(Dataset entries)
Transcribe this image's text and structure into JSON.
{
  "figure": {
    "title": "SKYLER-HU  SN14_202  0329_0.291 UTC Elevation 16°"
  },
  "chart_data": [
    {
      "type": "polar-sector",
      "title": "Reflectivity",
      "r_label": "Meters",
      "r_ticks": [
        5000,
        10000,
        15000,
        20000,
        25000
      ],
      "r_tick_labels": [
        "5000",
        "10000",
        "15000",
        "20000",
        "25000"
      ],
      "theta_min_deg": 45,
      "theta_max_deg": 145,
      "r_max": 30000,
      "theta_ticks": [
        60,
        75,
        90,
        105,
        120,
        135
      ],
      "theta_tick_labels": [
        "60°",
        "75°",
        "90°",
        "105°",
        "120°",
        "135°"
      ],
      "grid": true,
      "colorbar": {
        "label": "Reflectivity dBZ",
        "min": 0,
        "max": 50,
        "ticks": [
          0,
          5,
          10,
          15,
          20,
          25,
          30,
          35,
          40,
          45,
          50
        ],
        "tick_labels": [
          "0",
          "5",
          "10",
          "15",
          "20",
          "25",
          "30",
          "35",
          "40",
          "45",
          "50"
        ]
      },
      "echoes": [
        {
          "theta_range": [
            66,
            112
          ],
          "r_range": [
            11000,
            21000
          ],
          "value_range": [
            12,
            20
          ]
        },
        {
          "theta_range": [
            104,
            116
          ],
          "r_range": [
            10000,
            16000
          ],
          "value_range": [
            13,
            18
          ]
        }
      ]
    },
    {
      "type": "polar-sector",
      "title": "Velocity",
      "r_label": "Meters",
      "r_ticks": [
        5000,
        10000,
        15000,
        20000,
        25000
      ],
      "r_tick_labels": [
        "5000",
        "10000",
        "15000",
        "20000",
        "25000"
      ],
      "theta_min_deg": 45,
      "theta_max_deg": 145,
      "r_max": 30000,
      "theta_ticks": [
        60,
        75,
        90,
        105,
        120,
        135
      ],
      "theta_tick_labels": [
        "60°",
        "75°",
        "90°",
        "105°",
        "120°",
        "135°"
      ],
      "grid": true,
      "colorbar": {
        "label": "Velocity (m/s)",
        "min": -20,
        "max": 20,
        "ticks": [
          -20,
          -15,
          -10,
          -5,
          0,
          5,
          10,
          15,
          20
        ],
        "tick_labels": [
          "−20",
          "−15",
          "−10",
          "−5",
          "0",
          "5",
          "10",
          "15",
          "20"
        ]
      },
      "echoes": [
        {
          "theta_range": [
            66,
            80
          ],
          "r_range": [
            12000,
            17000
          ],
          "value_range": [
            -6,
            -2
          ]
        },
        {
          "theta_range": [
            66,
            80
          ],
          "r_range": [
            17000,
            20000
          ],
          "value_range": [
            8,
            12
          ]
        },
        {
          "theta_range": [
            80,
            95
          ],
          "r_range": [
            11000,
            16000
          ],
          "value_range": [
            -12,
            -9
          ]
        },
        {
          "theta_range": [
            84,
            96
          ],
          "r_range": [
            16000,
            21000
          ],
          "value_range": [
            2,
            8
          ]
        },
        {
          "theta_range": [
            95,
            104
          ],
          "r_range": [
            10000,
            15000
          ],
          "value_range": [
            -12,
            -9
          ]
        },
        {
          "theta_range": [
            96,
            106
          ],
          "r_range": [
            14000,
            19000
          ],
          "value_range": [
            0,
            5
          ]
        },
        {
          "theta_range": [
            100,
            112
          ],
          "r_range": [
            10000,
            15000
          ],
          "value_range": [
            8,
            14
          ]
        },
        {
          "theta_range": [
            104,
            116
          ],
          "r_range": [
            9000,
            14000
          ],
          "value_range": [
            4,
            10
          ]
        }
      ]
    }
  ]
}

...

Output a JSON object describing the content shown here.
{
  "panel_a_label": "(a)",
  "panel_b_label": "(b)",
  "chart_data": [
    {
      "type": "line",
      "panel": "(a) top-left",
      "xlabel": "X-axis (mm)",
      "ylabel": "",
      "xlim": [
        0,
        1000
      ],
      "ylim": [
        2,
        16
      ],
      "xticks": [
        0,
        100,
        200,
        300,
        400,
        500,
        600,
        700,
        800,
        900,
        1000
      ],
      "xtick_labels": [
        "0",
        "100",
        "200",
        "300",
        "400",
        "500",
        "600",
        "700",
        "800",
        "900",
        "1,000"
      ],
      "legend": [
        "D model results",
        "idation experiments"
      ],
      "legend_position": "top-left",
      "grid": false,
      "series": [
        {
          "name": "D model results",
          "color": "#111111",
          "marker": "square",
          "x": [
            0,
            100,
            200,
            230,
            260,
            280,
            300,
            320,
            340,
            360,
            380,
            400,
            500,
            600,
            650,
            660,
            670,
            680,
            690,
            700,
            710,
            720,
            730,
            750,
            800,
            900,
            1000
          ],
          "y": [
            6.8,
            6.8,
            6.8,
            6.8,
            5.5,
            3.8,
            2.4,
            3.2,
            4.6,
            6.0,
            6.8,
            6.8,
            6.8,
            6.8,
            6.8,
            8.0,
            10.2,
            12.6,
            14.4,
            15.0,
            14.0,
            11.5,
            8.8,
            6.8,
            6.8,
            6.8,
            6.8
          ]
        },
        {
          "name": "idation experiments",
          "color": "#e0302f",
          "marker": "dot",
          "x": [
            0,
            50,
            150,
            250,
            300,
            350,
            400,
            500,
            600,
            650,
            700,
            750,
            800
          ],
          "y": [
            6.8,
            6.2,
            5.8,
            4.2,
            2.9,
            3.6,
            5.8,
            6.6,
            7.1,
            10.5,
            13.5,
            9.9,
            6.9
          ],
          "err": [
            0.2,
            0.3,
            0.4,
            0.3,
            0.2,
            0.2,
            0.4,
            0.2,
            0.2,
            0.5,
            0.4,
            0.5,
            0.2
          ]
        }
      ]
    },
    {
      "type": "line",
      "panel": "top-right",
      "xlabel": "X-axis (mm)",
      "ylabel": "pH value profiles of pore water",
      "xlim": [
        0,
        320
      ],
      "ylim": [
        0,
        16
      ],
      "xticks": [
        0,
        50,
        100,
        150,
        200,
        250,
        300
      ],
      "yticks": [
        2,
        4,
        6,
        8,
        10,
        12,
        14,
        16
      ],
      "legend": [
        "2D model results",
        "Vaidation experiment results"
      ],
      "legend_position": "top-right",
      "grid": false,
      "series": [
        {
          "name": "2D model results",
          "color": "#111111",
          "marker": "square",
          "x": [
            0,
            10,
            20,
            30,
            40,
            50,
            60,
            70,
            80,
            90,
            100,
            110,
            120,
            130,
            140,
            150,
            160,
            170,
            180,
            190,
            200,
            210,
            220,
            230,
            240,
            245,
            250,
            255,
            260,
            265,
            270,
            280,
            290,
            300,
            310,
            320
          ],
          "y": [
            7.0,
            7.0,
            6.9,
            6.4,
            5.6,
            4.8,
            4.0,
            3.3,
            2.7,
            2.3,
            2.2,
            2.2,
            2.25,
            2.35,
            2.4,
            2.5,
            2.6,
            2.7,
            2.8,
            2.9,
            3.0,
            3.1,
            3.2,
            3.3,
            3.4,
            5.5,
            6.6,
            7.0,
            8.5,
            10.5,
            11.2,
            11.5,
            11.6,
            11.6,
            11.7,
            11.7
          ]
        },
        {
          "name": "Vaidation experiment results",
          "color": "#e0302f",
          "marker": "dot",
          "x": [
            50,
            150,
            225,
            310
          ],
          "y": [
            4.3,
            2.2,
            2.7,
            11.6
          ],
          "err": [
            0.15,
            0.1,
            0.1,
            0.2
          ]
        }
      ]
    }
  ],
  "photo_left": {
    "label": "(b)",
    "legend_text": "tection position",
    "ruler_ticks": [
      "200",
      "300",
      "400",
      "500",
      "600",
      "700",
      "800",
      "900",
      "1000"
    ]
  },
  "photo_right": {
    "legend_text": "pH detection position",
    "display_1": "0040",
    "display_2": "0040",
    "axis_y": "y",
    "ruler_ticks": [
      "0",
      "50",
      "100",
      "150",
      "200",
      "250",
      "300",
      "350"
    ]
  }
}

Exercise task:
Write out every line of the entries that holds the word "Reflectivity".

Answer:
      "title": "Reflectivity",
        "label": "Reflectivity dBZ",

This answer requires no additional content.